DATA ENTRIES:
________________________________________
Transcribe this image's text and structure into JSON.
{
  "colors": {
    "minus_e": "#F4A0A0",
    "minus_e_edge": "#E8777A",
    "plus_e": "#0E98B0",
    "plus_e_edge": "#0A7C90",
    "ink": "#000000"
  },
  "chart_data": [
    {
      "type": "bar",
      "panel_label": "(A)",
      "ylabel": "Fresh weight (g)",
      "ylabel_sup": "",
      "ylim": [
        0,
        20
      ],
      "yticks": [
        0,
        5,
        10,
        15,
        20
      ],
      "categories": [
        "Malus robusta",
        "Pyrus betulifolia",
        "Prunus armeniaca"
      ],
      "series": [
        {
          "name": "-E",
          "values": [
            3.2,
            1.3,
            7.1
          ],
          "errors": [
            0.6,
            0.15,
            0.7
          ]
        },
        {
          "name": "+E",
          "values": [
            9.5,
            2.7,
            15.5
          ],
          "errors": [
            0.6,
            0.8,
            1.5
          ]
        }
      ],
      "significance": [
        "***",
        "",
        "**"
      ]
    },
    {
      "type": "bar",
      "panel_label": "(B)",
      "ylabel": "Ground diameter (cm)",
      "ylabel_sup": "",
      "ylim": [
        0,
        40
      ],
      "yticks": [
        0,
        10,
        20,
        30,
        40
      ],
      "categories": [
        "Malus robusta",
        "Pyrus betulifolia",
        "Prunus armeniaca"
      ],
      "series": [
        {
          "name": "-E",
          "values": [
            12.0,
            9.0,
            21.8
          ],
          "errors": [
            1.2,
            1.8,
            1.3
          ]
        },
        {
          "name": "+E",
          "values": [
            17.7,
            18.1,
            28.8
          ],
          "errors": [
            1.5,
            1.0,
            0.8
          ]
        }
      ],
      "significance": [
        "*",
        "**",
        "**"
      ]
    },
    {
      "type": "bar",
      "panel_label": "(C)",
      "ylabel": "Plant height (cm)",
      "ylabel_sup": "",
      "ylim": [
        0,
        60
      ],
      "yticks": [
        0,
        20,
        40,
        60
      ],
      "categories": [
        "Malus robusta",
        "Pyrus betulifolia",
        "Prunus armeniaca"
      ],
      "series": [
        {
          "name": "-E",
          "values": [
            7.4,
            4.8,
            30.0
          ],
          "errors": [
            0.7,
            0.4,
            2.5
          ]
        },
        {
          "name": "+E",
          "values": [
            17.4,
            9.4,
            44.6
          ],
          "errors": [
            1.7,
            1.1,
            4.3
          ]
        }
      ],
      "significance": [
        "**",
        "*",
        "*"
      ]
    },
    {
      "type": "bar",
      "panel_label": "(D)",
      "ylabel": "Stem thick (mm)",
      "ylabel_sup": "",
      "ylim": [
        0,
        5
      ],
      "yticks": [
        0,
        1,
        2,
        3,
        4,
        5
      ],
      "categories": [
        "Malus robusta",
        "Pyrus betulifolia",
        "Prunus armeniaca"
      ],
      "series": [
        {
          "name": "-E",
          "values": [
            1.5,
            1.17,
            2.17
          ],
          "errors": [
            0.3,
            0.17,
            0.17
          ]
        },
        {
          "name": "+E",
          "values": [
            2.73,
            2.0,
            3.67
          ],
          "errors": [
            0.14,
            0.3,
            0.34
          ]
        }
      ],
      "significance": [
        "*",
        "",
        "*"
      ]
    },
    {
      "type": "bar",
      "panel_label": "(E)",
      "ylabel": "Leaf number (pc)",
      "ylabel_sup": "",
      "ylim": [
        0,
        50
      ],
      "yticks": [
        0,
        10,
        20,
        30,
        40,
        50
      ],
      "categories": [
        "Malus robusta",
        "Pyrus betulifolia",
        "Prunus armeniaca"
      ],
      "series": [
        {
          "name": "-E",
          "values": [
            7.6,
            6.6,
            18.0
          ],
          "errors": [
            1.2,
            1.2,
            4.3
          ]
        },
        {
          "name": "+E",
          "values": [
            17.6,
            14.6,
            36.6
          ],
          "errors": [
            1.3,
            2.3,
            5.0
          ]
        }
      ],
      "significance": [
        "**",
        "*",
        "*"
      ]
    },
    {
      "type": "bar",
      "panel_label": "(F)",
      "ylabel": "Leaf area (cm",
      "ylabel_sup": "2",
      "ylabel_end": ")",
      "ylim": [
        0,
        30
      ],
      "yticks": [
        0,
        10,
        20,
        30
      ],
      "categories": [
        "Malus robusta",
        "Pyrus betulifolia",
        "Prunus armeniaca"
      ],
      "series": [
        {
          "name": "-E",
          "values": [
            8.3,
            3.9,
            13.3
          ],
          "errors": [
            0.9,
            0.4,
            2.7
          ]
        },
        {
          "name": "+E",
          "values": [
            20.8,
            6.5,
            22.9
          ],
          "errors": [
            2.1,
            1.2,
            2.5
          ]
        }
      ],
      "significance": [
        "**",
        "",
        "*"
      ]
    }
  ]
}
________________________________________
Your task is to print the whole listing again exactly.

Transcribe this image's text and structure into JSON.
{
  "colors": {
    "minus_e": "#F4A0A0",
    "minus_e_edge": "#E8777A",
    "plus_e": "#0E98B0",
    "plus_e_edge": "#0A7C90",
    "ink": "#000000"
  },
  "chart_data": [
    {
      "type": "bar",
      "panel_label": "(A)",
      "ylabel": "Fresh weight (g)",
      "ylabel_sup": "",
      "ylim": [
        0,
        20
      ],
      "yticks": [
        0,
        5,
        10,
        15,
        20
      ],
      "categories": [
        "Malus robusta",
        "Pyrus betulifolia",
        "Prunus armeniaca"
      ],
      "series": [
        {
          "name": "-E",
          "values": [
            3.2,
            1.3,
            7.1
          ],
          "errors": [
            0.6,
            0.15,
            0.7
          ]
        },
        {
          "name": "+E",
          "values": [
            9.5,
            2.7,
            15.5
          ],
          "errors": [
            0.6,
            0.8,
            1.5
          ]
        }
      ],
      "significance": [
        "***",
        "",
        "**"
      ]
    },
    {
      "type": "bar",
      "panel_label": "(B)",
      "ylabel": "Ground diameter (cm)",
      "ylabel_sup": "",
      "ylim": [
        0,
        40
      ],
      "yticks": [
        0,
        10,
        20,
        30,
        40
      ],
      "categories": [
        "Malus robusta",
        "Pyrus betulifolia",
        "Prunus armeniaca"
      ],
      "series": [
        {
          "name": "-E",
          "values": [
            12.0,
            9.0,
            21.8
          ],
          "errors": [
            1.2,
            1.8,
            1.3
          ]
        },
        {
          "name": "+E",
          "values": [
            17.7,
            18.1,
            28.8
          ],
          "errors": [
            1.5,
            1.0,
            0.8
          ]
        }
      ],
      "significance": [
        "*",
        "**",
        "**"
      ]
    },
    {
      "type": "bar",
      "panel_label": "(C)",
      "ylabel": "Plant height (cm)",
      "ylabel_sup": "",
      "ylim": [
        0,
        60
      ],
      "yticks": [
        0,
        20,
        40,
        60
      ],
      "categories": [
        "Malus robusta",
        "Pyrus betulifolia",
        "Prunus armeniaca"
      ],
      "series": [
        {
          "name": "-E",
          "values": [
            7.4,
            4.8,
            30.0
          ],
          "errors": [
            0.7,
            0.4,
            2.5
          ]
        },
        {
          "name": "+E",
          "values": [
            17.4,
            9.4,
            44.6
          ],
          "errors": [
            1.7,
            1.1,
            4.3
          ]
        }
      ],
      "significance": [
        "**",
        "*",
        "*"
      ]
    },
    {
      "type": "bar",
      "panel_label": "(D)",
      "ylabel": "Stem thick (mm)",
      "ylabel_sup": "",
      "ylim": [
        0,
        5
      ],
      "yticks": [
        0,
        1,
        2,
        3,
        4,
        5
      ],
      "categories": [
        "Malus robusta",
        "Pyrus betulifolia",
        "Prunus armeniaca"
      ],
      "series": [
        {
          "name": "-E",
          "values": [
            1.5,
            1.17,
            2.17
          ],
          "errors": [
            0.3,
            0.17,
            0.17
          ]
        },
        {
          "name": "+E",
          "values": [
            2.73,
            2.0,
            3.67
          ],
          "errors": [
            0.14,
            0.3,
            0.34
          ]
        }
      ],
      "significance": [
        "*",
        "",
        "*"
      ]
    },
    {
      "type": "bar",
      "panel_label": "(E)",
      "ylabel": "Leaf number (pc)",
      "ylabel_sup": "",
      "ylim": [
        0,
        50
      ],
      "yticks": [
        0,
        10,
        20,
        30,
        40,
        50
      ],
      "categories": [
        "Malus robusta",
        "Pyrus betulifolia",
        "Prunus armeniaca"
      ],
      "series": [
        {
          "name": "-E",
          "values": [
            7.6,
            6.6,
            18.0
          ],
          "errors": [
            1.2,
            1.2,
            4.3
          ]
        },
        {
          "name": "+E",
          "values": [
            17.6,
            14.6,
            36.6
          ],
          "errors": [
            1.3,
            2.3,
            5.0
          ]
        }
      ],
      "significance": [
        "**",
        "*",
        "*"
      ]
    },
    {
      "type": "bar",
      "panel_label": "(F)",
      "ylabel": "Leaf area (cm",
      "ylabel_sup": "2",
      "ylabel_end": ")",
      "ylim": [
        0,
        30
      ],
      "yticks": [
        0,
        10,
        20,
        30
      ],
      "categories": [
        "Malus robusta",
        "Pyrus betulifolia",
        "Prunus armeniaca"
      ],
      "series": [
        {
          "name": "-E",
          "values": [
            8.3,
            3.9,
            13.3
          ],
          "errors": [
            0.9,
            0.4,
            2.7
          ]
        },
        {
          "name": "+E",
          "values": [
            20.8,
            6.5,
            22.9
          ],
          "errors": [
            2.1,
            1.2,
            2.5
          ]
        }
      ],
      "significance": [
        "**",
        "",
        "*"
      ]
    }
  ]
}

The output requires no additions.